START RECORDS PROVIDED

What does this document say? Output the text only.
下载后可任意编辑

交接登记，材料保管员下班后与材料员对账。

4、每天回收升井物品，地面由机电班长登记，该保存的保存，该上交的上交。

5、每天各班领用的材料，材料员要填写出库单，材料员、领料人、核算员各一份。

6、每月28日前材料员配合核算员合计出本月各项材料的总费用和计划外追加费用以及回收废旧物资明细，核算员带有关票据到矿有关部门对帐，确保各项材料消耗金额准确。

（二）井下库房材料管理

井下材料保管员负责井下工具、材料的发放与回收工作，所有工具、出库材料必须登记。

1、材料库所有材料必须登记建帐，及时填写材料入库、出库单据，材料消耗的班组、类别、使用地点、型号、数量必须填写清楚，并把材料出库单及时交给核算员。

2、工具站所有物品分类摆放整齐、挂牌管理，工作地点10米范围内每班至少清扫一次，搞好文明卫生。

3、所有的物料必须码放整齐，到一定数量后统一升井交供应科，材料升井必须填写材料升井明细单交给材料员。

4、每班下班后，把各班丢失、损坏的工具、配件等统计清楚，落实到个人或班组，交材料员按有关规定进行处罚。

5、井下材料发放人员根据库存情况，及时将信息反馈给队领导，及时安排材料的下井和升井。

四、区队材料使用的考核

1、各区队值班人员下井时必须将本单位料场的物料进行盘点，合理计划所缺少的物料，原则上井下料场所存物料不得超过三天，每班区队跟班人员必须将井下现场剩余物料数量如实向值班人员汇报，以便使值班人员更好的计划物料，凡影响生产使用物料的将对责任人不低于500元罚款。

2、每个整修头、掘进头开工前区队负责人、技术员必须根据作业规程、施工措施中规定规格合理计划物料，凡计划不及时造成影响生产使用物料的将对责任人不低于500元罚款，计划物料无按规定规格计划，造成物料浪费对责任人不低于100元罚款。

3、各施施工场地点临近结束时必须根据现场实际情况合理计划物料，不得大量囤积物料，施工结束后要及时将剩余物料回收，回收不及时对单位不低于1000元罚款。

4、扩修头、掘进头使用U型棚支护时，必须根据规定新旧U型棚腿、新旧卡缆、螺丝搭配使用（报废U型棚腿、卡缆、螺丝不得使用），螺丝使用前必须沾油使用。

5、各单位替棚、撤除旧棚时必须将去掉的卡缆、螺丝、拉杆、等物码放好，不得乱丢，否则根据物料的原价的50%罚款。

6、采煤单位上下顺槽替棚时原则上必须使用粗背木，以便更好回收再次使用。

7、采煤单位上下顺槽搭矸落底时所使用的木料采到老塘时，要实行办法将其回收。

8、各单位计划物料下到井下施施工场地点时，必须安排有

END RECORDS PROVIDED

WHAT YOU HAVE TO DO = Please repeat the listing above in full and exactly.

WRITTEN SOLUTION =
What does this document say? Output the text only.
下载后可任意编辑

交接登记，材料保管员下班后与材料员对账。

4、每天回收升井物品，地面由机电班长登记，该保存的保存，该上交的上交。

5、每天各班领用的材料，材料员要填写出库单，材料员、领料人、核算员各一份。

6、每月28日前材料员配合核算员合计出本月各项材料的总费用和计划外追加费用以及回收废旧物资明细，核算员带有关票据到矿有关部门对帐，确保各项材料消耗金额准确。

（二）井下库房材料管理

井下材料保管员负责井下工具、材料的发放与回收工作，所有工具、出库材料必须登记。

1、材料库所有材料必须登记建帐，及时填写材料入库、出库单据，材料消耗的班组、类别、使用地点、型号、数量必须填写清楚，并把材料出库单及时交给核算员。

2、工具站所有物品分类摆放整齐、挂牌管理，工作地点10米范围内每班至少清扫一次，搞好文明卫生。

3、所有的物料必须码放整齐，到一定数量后统一升井交供应科，材料升井必须填写材料升井明细单交给材料员。

4、每班下班后，把各班丢失、损坏的工具、配件等统计清楚，落实到个人或班组，交材料员按有关规定进行处罚。

5、井下材料发放人员根据库存情况，及时将信息反馈给队领导，及时安排材料的下井和升井。

四、区队材料使用的考核

1、各区队值班人员下井时必须将本单位料场的物料进行盘点，合理计划所缺少的物料，原则上井下料场所存物料不得超过三天，每班区队跟班人员必须将井下现场剩余物料数量如实向值班人员汇报，以便使值班人员更好的计划物料，凡影响生产使用物料的将对责任人不低于500元罚款。

2、每个整修头、掘进头开工前区队负责人、技术员必须根据作业规程、施工措施中规定规格合理计划物料，凡计划不及时造成影响生产使用物料的将对责任人不低于500元罚款，计划物料无按规定规格计划，造成物料浪费对责任人不低于100元罚款。

3、各施施工场地点临近结束时必须根据现场实际情况合理计划物料，不得大量囤积物料，施工结束后要及时将剩余物料回收，回收不及时对单位不低于1000元罚款。

4、扩修头、掘进头使用U型棚支护时，必须根据规定新旧U型棚腿、新旧卡缆、螺丝搭配使用（报废U型棚腿、卡缆、螺丝不得使用），螺丝使用前必须沾油使用。

5、各单位替棚、撤除旧棚时必须将去掉的卡缆、螺丝、拉杆、等物码放好，不得乱丢，否则根据物料的原价的50%罚款。

6、采煤单位上下顺槽替棚时原则上必须使用粗背木，以便更好回收再次使用。

7、采煤单位上下顺槽搭矸落底时所使用的木料采到老塘时，要实行办法将其回收。

8、各单位计划物料下到井下施施工场地点时，必须安排有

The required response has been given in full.